— AIM OF THE EXERCISE —
Work out how many lines of the material below mention the word "blocks"; reply with the number only.

— SUPPLIED ENTRIES —

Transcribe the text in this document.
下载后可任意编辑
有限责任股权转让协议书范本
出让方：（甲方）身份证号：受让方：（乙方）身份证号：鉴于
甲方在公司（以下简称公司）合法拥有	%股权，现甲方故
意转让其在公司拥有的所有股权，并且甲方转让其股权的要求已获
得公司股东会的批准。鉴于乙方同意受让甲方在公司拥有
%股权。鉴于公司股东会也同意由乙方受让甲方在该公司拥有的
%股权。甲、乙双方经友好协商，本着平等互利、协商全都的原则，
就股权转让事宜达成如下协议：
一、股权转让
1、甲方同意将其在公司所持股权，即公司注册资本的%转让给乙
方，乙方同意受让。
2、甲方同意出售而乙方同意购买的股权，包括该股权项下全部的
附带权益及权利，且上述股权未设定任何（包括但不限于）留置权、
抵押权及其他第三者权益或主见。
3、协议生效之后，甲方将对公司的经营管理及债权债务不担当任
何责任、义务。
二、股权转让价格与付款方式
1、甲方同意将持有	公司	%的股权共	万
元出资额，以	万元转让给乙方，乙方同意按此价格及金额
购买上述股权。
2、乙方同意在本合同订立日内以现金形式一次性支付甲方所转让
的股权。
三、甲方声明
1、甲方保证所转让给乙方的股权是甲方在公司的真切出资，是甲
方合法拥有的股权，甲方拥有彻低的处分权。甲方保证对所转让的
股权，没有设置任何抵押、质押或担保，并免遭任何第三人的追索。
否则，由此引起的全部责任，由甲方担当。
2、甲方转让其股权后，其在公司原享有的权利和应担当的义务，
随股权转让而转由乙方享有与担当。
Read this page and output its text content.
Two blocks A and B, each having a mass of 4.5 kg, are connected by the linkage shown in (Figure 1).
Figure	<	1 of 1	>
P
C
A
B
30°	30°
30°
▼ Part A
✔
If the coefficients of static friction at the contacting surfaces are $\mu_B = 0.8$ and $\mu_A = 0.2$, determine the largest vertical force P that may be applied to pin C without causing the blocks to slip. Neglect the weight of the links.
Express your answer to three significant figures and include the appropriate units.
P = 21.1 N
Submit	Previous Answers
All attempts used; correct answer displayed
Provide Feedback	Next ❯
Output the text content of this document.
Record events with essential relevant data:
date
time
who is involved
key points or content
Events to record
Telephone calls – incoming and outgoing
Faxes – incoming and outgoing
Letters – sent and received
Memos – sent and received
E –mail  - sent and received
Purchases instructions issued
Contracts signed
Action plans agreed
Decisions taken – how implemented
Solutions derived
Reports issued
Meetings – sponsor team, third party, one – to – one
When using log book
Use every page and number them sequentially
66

— WRITTEN SOLUTION —
2